WRITTEN EXERCISE: Leave out the pictures and repeat every record exactly.
-- BEGIN RECORD EXTRACTS --
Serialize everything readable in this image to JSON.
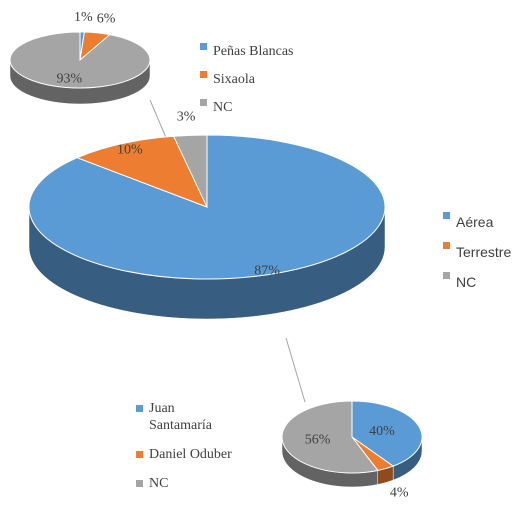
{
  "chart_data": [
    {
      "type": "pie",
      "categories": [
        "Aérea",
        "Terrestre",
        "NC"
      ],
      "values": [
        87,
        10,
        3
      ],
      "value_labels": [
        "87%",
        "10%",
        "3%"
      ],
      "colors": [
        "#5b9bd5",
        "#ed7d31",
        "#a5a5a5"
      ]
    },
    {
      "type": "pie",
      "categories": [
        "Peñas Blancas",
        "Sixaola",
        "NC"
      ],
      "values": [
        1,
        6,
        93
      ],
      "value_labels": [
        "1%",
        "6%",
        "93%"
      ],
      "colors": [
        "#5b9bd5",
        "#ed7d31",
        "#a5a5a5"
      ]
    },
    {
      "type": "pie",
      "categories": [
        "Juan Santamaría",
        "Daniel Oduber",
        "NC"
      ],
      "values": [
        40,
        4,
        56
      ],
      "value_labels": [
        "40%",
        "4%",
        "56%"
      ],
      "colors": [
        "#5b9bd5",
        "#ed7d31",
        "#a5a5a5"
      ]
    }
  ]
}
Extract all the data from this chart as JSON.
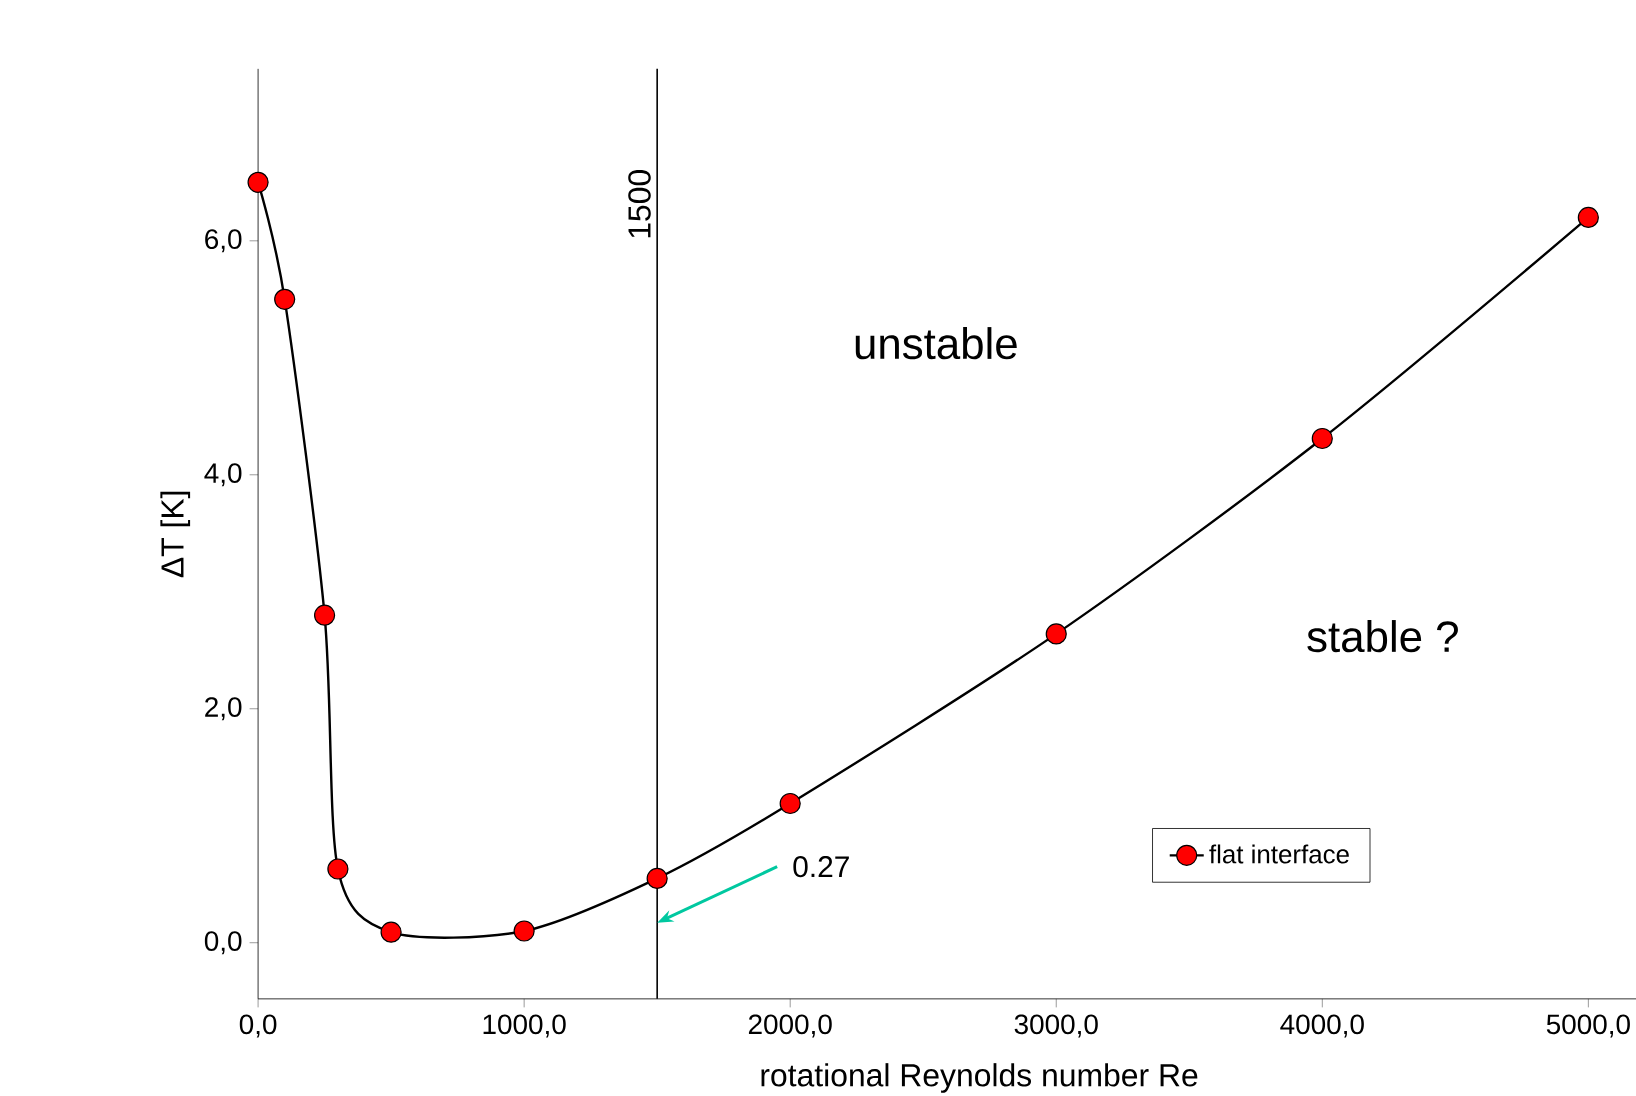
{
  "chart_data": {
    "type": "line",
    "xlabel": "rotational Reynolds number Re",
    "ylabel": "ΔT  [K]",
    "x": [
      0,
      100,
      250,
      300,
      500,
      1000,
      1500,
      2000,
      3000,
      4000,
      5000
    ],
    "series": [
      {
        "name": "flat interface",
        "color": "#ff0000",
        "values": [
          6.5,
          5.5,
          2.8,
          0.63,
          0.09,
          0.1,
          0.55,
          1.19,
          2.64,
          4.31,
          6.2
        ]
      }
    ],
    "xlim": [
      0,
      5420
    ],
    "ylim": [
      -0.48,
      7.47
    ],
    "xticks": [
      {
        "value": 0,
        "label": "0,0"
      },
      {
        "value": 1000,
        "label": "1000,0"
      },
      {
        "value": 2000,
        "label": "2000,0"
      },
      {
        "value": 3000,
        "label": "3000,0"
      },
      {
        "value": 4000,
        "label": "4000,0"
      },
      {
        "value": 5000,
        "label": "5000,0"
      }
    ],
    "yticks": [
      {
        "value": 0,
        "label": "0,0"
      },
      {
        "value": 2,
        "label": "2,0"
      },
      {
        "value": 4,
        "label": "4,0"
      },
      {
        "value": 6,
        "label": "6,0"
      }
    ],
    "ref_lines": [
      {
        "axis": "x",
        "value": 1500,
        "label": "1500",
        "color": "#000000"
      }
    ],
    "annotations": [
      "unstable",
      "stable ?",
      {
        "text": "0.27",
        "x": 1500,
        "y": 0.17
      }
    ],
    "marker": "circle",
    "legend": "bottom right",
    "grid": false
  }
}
-- END RECORD EXTRACTS --
CORRECT ANSWER:
Serialize everything readable in this image to JSON.
{
  "chart_data": [
    {
      "type": "pie",
      "categories": [
        "Aérea",
        "Terrestre",
        "NC"
      ],
      "values": [
        87,
        10,
        3
      ],
      "value_labels": [
        "87%",
        "10%",
        "3%"
      ],
      "colors": [
        "#5b9bd5",
        "#ed7d31",
        "#a5a5a5"
      ]
    },
    {
      "type": "pie",
      "categories": [
        "Peñas Blancas",
        "Sixaola",
        "NC"
      ],
      "values": [
        1,
        6,
        93
      ],
      "value_labels": [
        "1%",
        "6%",
        "93%"
      ],
      "colors": [
        "#5b9bd5",
        "#ed7d31",
        "#a5a5a5"
      ]
    },
    {
      "type": "pie",
      "categories": [
        "Juan Santamaría",
        "Daniel Oduber",
        "NC"
      ],
      "values": [
        40,
        4,
        56
      ],
      "value_labels": [
        "40%",
        "4%",
        "56%"
      ],
      "colors": [
        "#5b9bd5",
        "#ed7d31",
        "#a5a5a5"
      ]
    }
  ]
}
Extract all the data from this chart as JSON.
{
  "chart_data": {
    "type": "line",
    "xlabel": "rotational Reynolds number Re",
    "ylabel": "ΔT  [K]",
    "x": [
      0,
      100,
      250,
      300,
      500,
      1000,
      1500,
      2000,
      3000,
      4000,
      5000
    ],
    "series": [
      {
        "name": "flat interface",
        "color": "#ff0000",
        "values": [
          6.5,
          5.5,
          2.8,
          0.63,
          0.09,
          0.1,
          0.55,
          1.19,
          2.64,
          4.31,
          6.2
        ]
      }
    ],
    "xlim": [
      0,
      5420
    ],
    "ylim": [
      -0.48,
      7.47
    ],
    "xticks": [
      {
        "value": 0,
        "label": "0,0"
      },
      {
        "value": 1000,
        "label": "1000,0"
      },
      {
        "value": 2000,
        "label": "2000,0"
      },
      {
        "value": 3000,
        "label": "3000,0"
      },
      {
        "value": 4000,
        "label": "4000,0"
      },
      {
        "value": 5000,
        "label": "5000,0"
      }
    ],
    "yticks": [
      {
        "value": 0,
        "label": "0,0"
      },
      {
        "value": 2,
        "label": "2,0"
      },
      {
        "value": 4,
        "label": "4,0"
      },
      {
        "value": 6,
        "label": "6,0"
      }
    ],
    "ref_lines": [
      {
        "axis": "x",
        "value": 1500,
        "label": "1500",
        "color": "#000000"
      }
    ],
    "annotations": [
      "unstable",
      "stable ?",
      {
        "text": "0.27",
        "x": 1500,
        "y": 0.17
      }
    ],
    "marker": "circle",
    "legend": "bottom right",
    "grid": false
  }
}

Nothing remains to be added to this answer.